**CONSIGNE A:**
Résumez l'extrait présenté, consacré à la langue, en deux phrases.

**EXTRAIT PRÉSENTÉ:**
-.-.-

Passons sur l’orthographe et revenons à nos moutonsssss, comme disait le Topaze de Pagnol. Revenons au sujet de la langue. Langue brisée, langue martyrisée, mais langue libérée par son peuple, de Marc Lévy à Jul en passant par Aya Nakamura. Langue en perpétuelle évolution par adjonction de mots d’origines diverses, du bistrot au kawa en passant par le baragouin avec un zeste de quoicoubeh (populaire de façon éphémère vers 2022 et tombé en quasi-désuétude autour de 2023). Hello papi, mais qué pasa ? J’entends des bails atroces sur moi… Oh djadja, chantonne même une ministre dans un moment d’exaltation. Et oui, les boug et les go, les temps changent. Les sabirs se multiplient. Et les tribus, qu’elles fréquentent les bancs de l’ENA ou les cités du 9.3 commencent à ne plus se comprendre, et jettent l’opprobre les unes sur les autres, tout en s’envoyant des anathèmes. Certes un candidat à la présidence de la République réhabilita l’anaphore, et les bases de la rhétorique façon Schopenhauer connurent un certain succès cinématographique il y a quelques années. Mais la dialectique façon Black Blocks se décline plus à coups de batte de baseball qu’à coups de punchlines, litotes ou euphémismes. Ce qui a permis au passage de remettre au goût du jour le mot ensauvagement.

-.-.-

**CONSIGNE B:**
Recopiez les lignes de données à partir de la première jusqu'à celle qui contient "24, 1210, 55]", incluse, en changeant "agave-plant" en "succulent-plant". Ne modifiez rien d'autre.

**DONNÉES EXTRAITES:**
-.-.-

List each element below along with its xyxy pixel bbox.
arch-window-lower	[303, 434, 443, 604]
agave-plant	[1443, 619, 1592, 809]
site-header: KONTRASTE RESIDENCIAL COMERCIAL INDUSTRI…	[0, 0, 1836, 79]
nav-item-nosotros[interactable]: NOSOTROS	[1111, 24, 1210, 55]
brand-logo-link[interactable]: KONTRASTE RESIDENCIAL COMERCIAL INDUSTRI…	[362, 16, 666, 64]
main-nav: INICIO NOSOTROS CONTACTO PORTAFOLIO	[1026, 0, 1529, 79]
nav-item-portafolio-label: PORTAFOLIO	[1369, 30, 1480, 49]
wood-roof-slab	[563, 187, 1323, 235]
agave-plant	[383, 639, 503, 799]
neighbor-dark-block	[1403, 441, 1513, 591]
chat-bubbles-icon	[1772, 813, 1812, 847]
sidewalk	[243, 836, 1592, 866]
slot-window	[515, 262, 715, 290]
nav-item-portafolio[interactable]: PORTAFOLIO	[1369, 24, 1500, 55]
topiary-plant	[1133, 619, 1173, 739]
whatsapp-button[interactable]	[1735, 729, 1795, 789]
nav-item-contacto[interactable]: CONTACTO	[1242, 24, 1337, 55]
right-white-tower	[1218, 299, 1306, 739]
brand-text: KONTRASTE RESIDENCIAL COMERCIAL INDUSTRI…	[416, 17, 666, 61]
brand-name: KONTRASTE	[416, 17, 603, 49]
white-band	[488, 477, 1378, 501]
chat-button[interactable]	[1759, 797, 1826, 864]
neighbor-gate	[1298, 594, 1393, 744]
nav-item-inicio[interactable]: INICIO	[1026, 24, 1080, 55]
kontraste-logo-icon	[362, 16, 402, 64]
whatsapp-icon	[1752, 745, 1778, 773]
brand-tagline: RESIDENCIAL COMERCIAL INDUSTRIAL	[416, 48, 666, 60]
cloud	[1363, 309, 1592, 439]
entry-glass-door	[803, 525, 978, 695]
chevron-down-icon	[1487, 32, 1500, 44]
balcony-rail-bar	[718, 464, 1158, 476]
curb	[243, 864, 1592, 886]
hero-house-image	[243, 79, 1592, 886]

-.-.-

**RÉSULTAT ATTENDU A:**
La langue y est décrite comme en perpétuelle évolution, enrichie de mots d'origines diverses, tandis que les sabirs se multiplient et que les tribus, de l'ENA aux cités du 9.3, commencent à ne plus se comprendre. La dialectique façon Black Blocks passerait davantage par la batte de baseball que par les punchlines, ce qui a remis au goût du jour le mot ensauvagement.

**RÉSULTAT ATTENDU B:**
List each element below along with its xyxy pixel bbox.
arch-window-lower	[303, 434, 443, 604]
succulent-plant	[1443, 619, 1592, 809]
site-header: KONTRASTE RESIDENCIAL COMERCIAL INDUSTRI…	[0, 0, 1836, 79]
nav-item-nosotros[interactable]: NOSOTROS	[1111, 24, 1210, 55]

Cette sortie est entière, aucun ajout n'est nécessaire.